WHAT IS BEING ASKED: Copy the rows below verbatim, beginning with the first row and ending with the row that contains "x-tick-label: 0:50 xyxy=(1466,417,1487,427)", including both of these rows.

SUPPLIED RECORDS:
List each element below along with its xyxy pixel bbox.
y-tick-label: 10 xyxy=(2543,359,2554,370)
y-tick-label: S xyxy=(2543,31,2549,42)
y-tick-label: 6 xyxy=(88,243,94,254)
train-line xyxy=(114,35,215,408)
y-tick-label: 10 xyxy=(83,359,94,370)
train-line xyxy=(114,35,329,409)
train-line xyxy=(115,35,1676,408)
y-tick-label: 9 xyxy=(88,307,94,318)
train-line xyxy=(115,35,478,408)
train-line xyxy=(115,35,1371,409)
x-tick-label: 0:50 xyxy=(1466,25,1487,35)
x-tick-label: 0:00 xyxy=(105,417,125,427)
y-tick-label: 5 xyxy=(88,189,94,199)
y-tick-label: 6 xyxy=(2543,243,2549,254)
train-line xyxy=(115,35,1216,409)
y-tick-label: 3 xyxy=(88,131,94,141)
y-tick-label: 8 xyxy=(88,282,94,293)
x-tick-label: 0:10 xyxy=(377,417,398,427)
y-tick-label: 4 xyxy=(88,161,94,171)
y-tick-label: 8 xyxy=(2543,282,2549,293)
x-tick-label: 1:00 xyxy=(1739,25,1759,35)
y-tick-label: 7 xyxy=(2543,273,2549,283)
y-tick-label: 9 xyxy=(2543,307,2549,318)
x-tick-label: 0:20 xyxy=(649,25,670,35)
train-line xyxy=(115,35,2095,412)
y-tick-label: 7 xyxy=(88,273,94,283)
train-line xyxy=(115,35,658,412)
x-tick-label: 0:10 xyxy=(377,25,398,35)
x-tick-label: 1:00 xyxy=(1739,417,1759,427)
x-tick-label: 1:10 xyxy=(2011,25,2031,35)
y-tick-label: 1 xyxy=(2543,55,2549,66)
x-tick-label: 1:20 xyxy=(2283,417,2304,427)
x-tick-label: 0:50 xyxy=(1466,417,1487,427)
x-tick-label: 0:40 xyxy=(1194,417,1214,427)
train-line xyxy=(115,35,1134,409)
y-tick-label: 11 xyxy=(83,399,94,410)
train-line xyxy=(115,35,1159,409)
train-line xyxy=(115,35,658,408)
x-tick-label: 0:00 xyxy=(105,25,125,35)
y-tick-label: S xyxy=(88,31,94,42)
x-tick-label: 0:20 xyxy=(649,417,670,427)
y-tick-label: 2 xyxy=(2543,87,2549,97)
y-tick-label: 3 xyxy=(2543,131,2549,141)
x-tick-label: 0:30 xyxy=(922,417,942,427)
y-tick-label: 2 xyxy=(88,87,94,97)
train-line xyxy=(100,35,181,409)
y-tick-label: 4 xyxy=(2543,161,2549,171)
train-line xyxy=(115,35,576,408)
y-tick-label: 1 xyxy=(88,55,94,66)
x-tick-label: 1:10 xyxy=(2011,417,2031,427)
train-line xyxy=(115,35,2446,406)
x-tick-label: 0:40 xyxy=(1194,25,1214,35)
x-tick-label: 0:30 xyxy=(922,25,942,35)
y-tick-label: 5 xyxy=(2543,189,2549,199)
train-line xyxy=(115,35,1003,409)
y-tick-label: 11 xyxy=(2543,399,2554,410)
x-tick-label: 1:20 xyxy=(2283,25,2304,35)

ANSWER TO THIS PROBLEM:
List each element below along with its xyxy pixel bbox.
y-tick-label: 10 xyxy=(2543,359,2554,370)
y-tick-label: S xyxy=(2543,31,2549,42)
y-tick-label: 6 xyxy=(88,243,94,254)
train-line xyxy=(114,35,215,408)
y-tick-label: 10 xyxy=(83,359,94,370)
train-line xyxy=(114,35,329,409)
train-line xyxy=(115,35,1676,408)
y-tick-label: 9 xyxy=(88,307,94,318)
train-line xyxy=(115,35,478,408)
train-line xyxy=(115,35,1371,409)
x-tick-label: 0:50 xyxy=(1466,25,1487,35)
x-tick-label: 0:00 xyxy=(105,417,125,427)
y-tick-label: 5 xyxy=(88,189,94,199)
y-tick-label: 6 xyxy=(2543,243,2549,254)
train-line xyxy=(115,35,1216,409)
y-tick-label: 3 xyxy=(88,131,94,141)
y-tick-label: 8 xyxy=(88,282,94,293)
x-tick-label: 0:10 xyxy=(377,417,398,427)
y-tick-label: 4 xyxy=(88,161,94,171)
y-tick-label: 8 xyxy=(2543,282,2549,293)
x-tick-label: 1:00 xyxy=(1739,25,1759,35)
y-tick-label: 7 xyxy=(2543,273,2549,283)
y-tick-label: 9 xyxy=(2543,307,2549,318)
x-tick-label: 0:20 xyxy=(649,25,670,35)
train-line xyxy=(115,35,2095,412)
y-tick-label: 7 xyxy=(88,273,94,283)
train-line xyxy=(115,35,658,412)
x-tick-label: 0:10 xyxy=(377,25,398,35)
x-tick-label: 1:00 xyxy=(1739,417,1759,427)
x-tick-label: 1:10 xyxy=(2011,25,2031,35)
y-tick-label: 1 xyxy=(2543,55,2549,66)
x-tick-label: 1:20 xyxy=(2283,417,2304,427)
x-tick-label: 0:50 xyxy=(1466,417,1487,427)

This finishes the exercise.